Given passage:
The appeal came after a magistrate judge's ruling Monday that Madoff could await trial under house arrest rather than in jail.

U.S. District Judge Lawrence McKenna heard the case on Madoff, who is charged with one count of securities fraud for allegedly operating a $50 billion Ponzi scheme that reportedly affected high-profile charities, celebrities, and many other investors.

McKenna said prosecutors failed to show that Madoff was either a danger to the community or a flight risk.

The ruling follows attempts by the prosecutors last week to have Madoff jailed after he mailed more than $1 million worth of diamond-studded jewelry to friends and family.

U.S. Magistrate Judge Ronald Ellis of the U.S. District Court denied prosecutors' attempts to revoke Madoff's bail, so the prosecutors appealed.

Ellis' ruling was met with an uproar from members of the public who resented that Madoff would spend his time before the trial in his Manhattan penthouse apartment instead of a jail cell.

Assistant U.S. Attorney Marc Litt had argued the attempt to send the jewelry packages demonstrated Madoff's willingness to violate conditions of his bail.

Litt said it showed there is no set of conditions, short of detention, that can stop Madoff from further harming the community.

"The issue is whether the defendant can be trusted to live up to the bail conditions set by the court," Litt said.

In their in their written appeal on Tuesday, prosecutors said Madoff "should not be trusted with a second chance to dissipate assets." They said Madoff's earlier violation of his "asset freeze" shows "that he could not be trusted to obey the Court's orders, and that no set of conditions could restrain his ability to harm the community."

Ira Lee Sorkin, Madoff's lead attorney, said the government had failed to prove that Madoff was a flight risk or that he could continue to dissipate assets that belong to defrauded investors.

"There are no assets to dissipate," Sorkin said. "The test here is whether or not Madoff is a serious risk of flight."

Madoff has been under house arrest, with electronic monitoring, in his $7 million Manhattan apartment, having placed $10 million bail against his home, as well as his wife's residences in Montauk, N.Y., and Palm Beach, Fla. If convicted, the 70-year-old could face up to 20 years in prison and a $5 million fine.

Task prompt:
Print the part of the Madoff bail article between "Ira Lee Sorkin, Madoff's" and "a $5 million fine.", inclusive, without changing a word.

Given information:
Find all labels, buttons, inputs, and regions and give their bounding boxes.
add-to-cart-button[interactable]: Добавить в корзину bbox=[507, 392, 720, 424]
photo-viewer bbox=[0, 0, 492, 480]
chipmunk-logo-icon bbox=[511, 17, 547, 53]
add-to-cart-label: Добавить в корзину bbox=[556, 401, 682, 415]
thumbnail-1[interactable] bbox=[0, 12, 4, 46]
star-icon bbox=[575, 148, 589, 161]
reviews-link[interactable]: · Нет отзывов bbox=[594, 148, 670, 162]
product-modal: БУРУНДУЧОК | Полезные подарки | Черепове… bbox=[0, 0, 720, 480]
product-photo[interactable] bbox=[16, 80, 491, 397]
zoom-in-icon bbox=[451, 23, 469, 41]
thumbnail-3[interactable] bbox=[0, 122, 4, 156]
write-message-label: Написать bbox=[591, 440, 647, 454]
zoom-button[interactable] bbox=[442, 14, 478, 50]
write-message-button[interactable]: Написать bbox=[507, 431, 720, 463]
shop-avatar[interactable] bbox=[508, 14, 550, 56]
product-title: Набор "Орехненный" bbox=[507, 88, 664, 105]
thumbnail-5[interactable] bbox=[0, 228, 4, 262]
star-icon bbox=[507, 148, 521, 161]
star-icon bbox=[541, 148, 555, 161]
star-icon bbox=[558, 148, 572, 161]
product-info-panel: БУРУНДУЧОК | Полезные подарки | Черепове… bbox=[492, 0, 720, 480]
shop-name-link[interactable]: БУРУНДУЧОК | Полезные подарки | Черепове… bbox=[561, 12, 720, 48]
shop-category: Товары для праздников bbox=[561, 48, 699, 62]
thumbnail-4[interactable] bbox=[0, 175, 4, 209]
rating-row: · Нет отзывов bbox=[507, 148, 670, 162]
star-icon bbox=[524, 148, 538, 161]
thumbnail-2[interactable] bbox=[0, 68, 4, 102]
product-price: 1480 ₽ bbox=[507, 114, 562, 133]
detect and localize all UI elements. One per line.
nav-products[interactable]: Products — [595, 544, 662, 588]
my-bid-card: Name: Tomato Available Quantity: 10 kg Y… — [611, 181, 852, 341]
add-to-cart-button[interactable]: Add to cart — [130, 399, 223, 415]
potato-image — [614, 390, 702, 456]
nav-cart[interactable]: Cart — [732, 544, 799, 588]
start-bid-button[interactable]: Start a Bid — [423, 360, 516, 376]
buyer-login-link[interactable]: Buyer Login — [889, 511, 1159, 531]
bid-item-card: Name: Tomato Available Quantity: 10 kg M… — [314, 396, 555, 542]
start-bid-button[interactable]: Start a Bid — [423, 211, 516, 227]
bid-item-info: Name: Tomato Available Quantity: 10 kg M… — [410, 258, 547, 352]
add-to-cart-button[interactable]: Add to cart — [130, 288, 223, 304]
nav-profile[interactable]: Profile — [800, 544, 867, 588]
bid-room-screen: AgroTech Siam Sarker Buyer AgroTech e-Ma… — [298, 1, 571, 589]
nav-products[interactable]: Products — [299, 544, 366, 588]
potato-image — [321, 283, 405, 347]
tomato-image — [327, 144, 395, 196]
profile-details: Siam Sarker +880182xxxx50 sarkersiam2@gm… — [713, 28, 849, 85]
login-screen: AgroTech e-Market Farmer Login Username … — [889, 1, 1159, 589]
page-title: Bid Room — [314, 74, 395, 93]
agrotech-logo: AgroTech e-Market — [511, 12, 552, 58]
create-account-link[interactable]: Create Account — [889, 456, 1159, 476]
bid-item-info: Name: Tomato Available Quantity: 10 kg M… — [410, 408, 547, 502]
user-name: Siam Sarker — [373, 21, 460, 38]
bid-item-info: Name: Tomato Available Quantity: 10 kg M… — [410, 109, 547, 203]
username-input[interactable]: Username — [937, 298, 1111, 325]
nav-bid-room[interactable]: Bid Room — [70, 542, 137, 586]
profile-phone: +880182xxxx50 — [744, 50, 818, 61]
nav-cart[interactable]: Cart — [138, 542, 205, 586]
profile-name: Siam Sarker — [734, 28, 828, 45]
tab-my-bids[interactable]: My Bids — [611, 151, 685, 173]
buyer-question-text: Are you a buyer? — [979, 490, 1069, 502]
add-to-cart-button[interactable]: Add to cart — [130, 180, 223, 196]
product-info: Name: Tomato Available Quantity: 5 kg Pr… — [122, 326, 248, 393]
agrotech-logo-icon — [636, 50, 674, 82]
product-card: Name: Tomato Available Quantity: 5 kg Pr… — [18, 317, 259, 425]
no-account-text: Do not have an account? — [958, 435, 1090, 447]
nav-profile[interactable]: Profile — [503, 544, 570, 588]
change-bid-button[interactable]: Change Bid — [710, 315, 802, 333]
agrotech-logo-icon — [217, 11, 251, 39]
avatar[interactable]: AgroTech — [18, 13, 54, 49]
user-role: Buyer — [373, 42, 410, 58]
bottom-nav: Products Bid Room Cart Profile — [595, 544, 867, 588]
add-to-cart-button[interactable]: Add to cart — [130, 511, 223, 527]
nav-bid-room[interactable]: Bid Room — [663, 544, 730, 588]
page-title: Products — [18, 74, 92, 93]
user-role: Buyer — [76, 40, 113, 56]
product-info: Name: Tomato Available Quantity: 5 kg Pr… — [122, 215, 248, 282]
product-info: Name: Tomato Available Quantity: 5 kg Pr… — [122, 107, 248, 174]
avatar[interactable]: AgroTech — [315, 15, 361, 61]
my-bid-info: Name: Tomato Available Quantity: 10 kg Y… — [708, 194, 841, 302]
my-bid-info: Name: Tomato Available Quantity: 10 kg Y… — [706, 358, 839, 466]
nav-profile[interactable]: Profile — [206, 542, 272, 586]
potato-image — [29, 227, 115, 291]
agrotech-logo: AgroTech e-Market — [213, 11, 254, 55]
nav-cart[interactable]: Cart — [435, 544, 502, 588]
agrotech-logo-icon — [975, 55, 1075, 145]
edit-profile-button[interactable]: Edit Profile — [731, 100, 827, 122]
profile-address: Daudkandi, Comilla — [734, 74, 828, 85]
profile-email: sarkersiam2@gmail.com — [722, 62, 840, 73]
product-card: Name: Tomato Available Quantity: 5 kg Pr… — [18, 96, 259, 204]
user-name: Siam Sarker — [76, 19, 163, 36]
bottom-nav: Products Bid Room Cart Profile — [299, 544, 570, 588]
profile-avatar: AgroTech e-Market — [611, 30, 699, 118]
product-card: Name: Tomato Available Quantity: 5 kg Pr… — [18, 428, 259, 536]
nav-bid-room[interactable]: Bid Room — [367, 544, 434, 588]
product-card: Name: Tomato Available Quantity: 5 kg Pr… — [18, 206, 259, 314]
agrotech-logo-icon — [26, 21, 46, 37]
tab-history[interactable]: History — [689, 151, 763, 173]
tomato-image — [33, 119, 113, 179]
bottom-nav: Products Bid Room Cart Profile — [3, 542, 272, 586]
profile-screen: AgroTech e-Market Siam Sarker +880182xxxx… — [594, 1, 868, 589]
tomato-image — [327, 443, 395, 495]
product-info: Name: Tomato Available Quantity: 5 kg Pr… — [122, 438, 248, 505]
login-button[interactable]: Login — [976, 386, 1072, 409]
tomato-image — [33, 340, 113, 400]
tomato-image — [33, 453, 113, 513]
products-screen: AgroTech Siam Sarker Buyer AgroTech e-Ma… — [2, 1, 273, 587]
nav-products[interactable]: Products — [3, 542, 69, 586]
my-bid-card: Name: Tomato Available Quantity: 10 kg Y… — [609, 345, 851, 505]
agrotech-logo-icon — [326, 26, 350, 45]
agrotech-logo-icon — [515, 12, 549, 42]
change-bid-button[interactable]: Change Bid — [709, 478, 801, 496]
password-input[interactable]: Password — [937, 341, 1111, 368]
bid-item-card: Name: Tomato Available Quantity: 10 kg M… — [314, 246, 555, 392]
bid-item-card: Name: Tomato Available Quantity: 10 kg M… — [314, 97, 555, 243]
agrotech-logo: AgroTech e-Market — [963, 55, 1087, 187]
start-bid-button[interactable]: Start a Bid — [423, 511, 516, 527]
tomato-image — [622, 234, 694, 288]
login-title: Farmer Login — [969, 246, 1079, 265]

Full answer:
Ira Lee Sorkin, Madoff's lead attorney, said the government had failed to prove that Madoff was a flight risk or that he could continue to dissipate assets that belong to defrauded investors.

"There are no assets to dissipate," Sorkin said. "The test here is whether or not Madoff is a serious risk of flight."

Madoff has been under house arrest, with electronic monitoring, in his $7 million Manhattan apartment, having placed $10 million bail against his home, as well as his wife's residences in Montauk, N.Y., and Palm Beach, Fla. If convicted, the 70-year-old could face up to 20 years in prison and a $5 million fine.